Figure collection entries

════════════════════

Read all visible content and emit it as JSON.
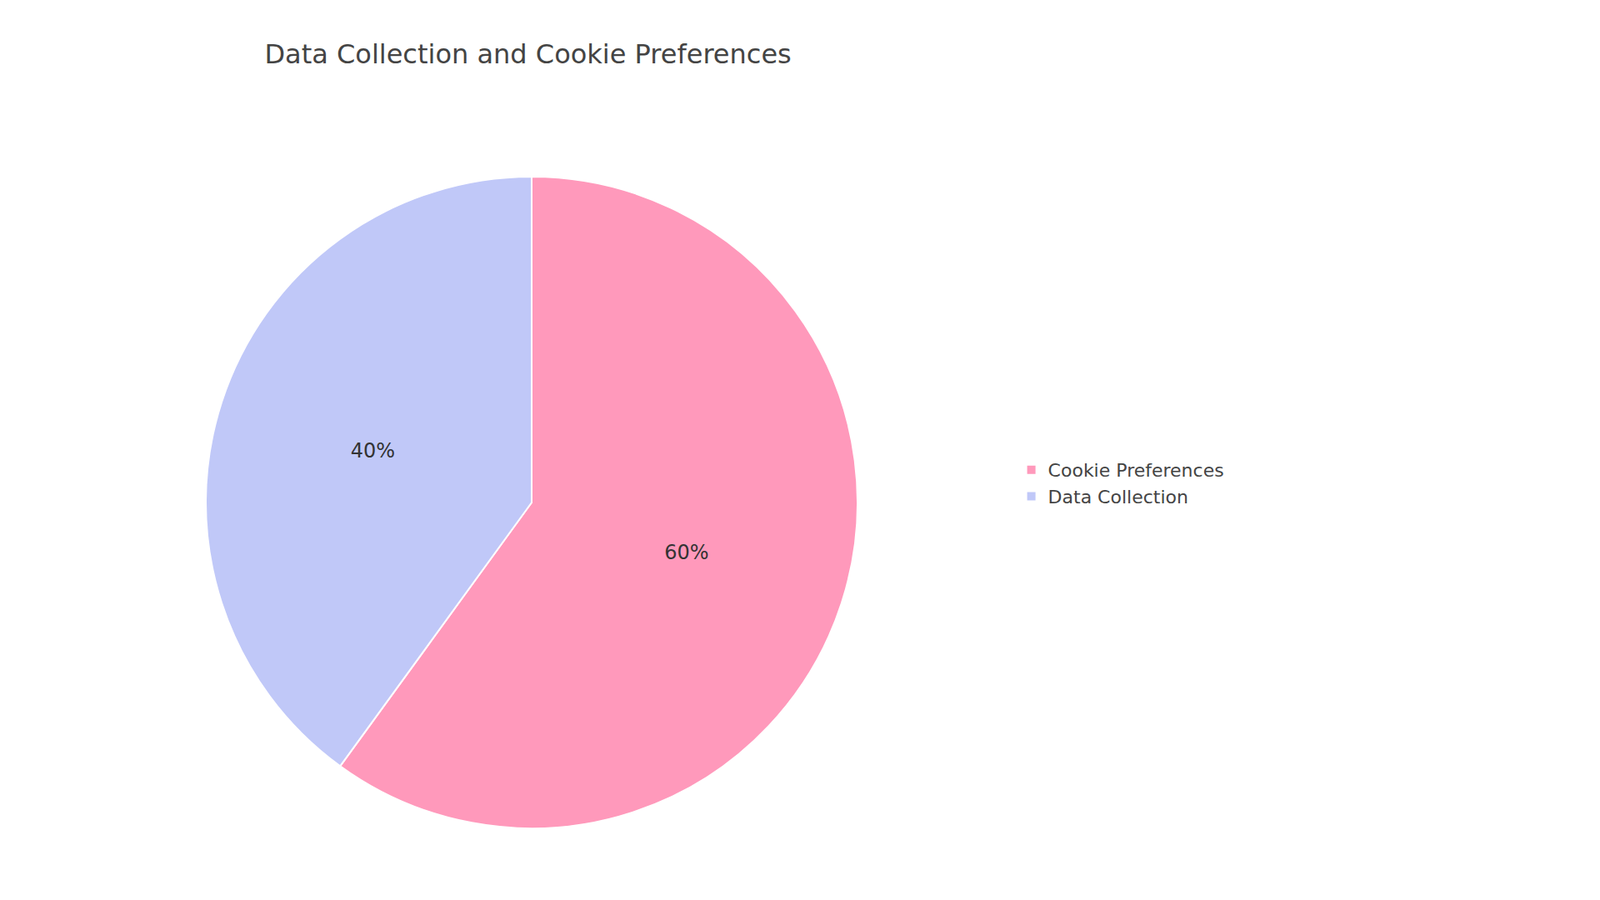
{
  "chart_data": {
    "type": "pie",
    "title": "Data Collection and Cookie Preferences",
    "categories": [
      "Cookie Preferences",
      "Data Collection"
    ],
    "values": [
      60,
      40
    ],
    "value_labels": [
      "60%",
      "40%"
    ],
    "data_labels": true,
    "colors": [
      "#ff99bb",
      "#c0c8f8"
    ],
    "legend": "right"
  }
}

════════════════════

Directions
Repeat the data in full and exactly. Omit pictures.

Finished task
Read all visible content and emit it as JSON.
{
  "chart_data": {
    "type": "pie",
    "title": "Data Collection and Cookie Preferences",
    "categories": [
      "Cookie Preferences",
      "Data Collection"
    ],
    "values": [
      60,
      40
    ],
    "value_labels": [
      "60%",
      "40%"
    ],
    "data_labels": true,
    "colors": [
      "#ff99bb",
      "#c0c8f8"
    ],
    "legend": "right"
  }
}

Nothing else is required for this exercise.